** start **

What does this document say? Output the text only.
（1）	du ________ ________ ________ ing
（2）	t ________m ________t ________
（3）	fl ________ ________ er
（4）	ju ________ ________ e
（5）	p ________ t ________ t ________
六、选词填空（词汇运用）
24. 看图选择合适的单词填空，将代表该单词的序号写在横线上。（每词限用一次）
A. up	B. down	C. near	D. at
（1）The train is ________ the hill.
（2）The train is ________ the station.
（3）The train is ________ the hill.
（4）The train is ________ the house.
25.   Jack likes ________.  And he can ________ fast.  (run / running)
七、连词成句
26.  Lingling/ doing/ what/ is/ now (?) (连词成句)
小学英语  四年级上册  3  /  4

** end **
** start **

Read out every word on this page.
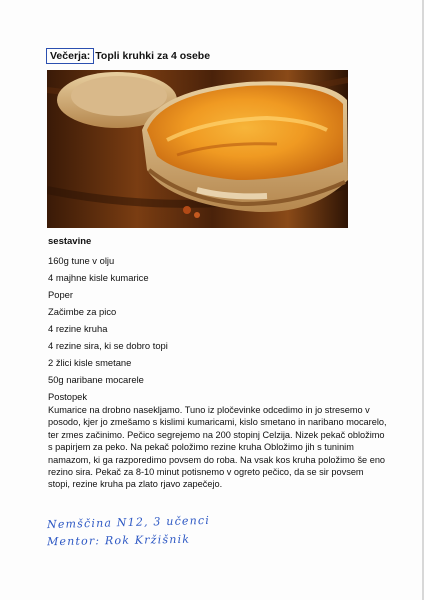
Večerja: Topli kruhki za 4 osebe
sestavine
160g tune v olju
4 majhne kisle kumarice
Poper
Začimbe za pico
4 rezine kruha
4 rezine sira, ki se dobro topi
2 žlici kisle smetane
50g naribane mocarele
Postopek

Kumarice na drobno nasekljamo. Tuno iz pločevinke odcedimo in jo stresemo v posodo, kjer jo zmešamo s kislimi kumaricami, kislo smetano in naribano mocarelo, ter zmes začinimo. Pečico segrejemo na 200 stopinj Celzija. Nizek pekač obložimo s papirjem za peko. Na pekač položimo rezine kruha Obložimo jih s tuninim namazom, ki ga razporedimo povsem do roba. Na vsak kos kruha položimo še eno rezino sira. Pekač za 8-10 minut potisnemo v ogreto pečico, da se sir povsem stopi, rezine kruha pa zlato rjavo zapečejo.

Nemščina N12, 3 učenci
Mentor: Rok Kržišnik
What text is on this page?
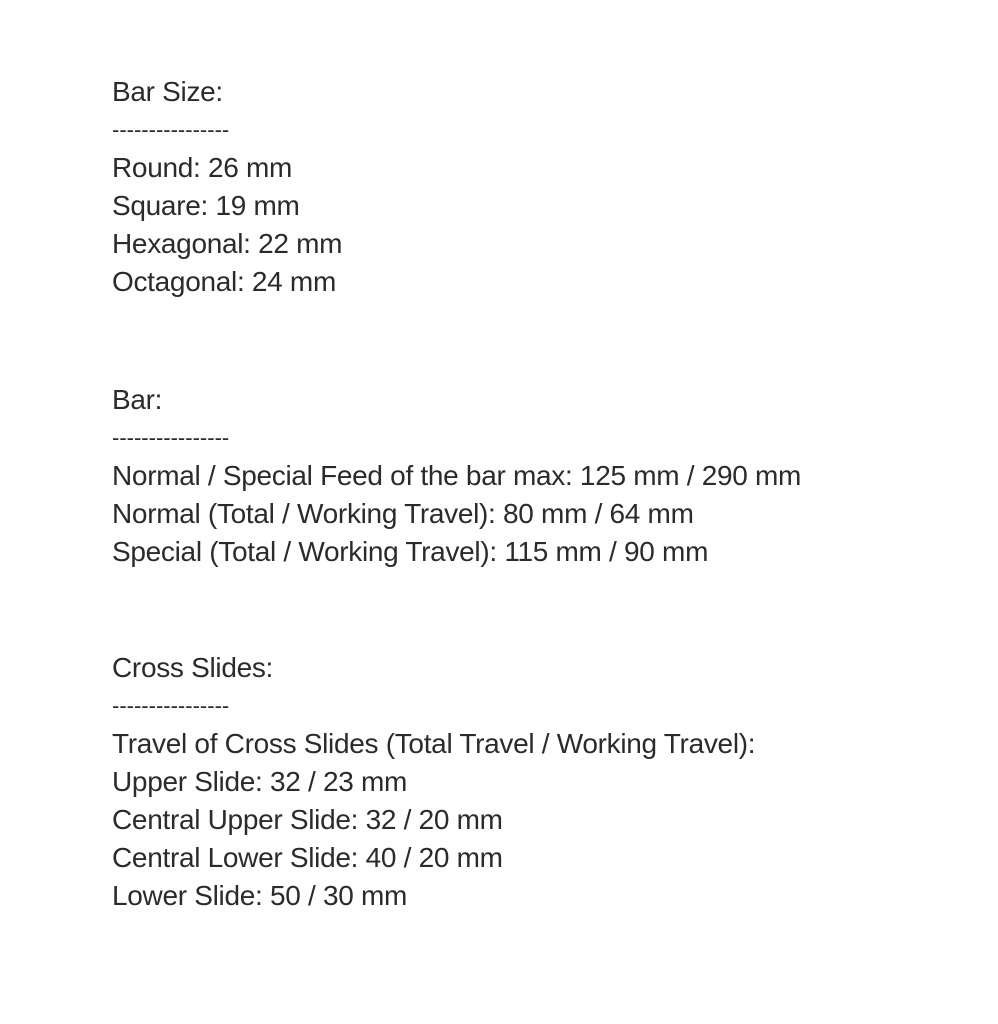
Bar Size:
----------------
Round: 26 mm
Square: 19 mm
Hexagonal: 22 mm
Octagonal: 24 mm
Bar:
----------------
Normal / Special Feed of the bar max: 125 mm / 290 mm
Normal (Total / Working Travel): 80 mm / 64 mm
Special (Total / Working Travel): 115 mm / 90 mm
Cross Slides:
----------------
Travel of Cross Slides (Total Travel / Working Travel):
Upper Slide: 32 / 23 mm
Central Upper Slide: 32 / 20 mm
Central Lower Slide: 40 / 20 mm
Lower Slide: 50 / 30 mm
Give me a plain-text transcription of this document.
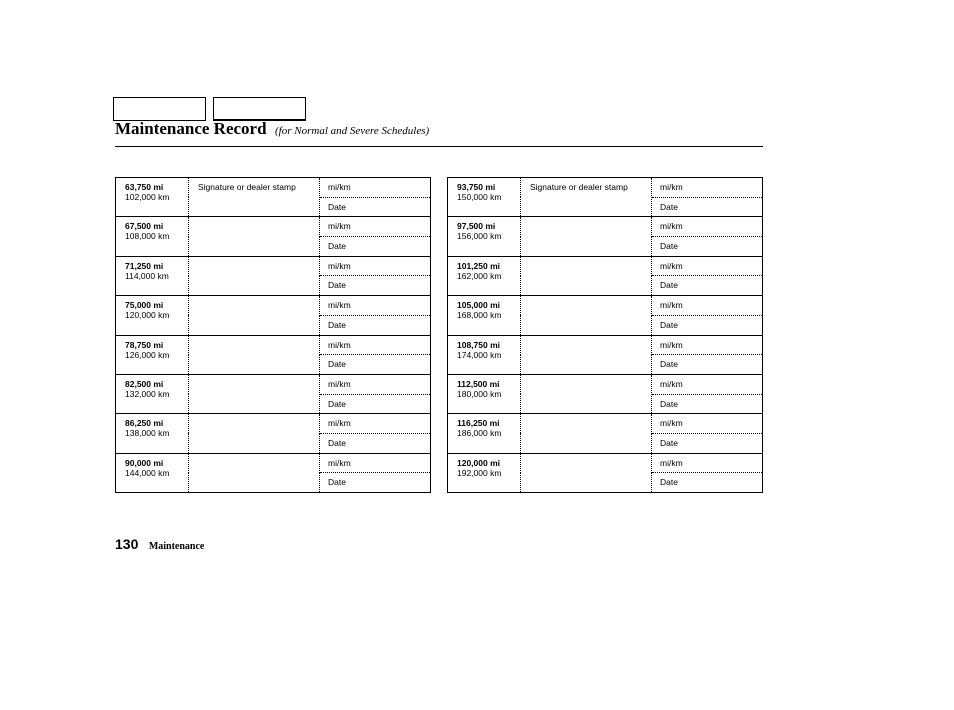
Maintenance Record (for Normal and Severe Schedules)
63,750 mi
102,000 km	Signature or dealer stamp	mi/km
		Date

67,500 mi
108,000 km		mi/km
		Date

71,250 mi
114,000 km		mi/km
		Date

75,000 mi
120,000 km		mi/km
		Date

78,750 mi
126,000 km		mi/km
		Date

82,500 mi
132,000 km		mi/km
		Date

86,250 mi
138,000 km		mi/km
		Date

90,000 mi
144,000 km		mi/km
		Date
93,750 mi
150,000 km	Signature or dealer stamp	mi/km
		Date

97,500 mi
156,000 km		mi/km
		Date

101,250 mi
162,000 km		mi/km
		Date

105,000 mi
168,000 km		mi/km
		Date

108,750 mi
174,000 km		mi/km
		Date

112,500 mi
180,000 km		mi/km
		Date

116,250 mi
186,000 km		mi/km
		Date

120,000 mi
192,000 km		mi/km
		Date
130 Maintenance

** end **

◆ **Request**
Find each line with the string "rezine" and copy it out.

◆ **Problem solution**
4 rezine kruha
4 rezine sira, ki se dobro topi
Kumarice na drobno nasekljamo. Tuno iz pločevinke odcedimo in jo stresemo v posodo, kjer jo zmešamo s kislimi kumaricami, kislo smetano in naribano mocarelo, ter zmes začinimo. Pečico segrejemo na 200 stopinj Celzija. Nizek pekač obložimo s papirjem za peko. Na pekač položimo rezine kruha Obložimo jih s tuninim namazom, ki ga razporedimo povsem do roba. Na vsak kos kruha položimo še eno rezino sira. Pekač za 8-10 minut potisnemo v ogreto pečico, da se sir povsem stopi, rezine kruha pa zlato rjavo zapečejo.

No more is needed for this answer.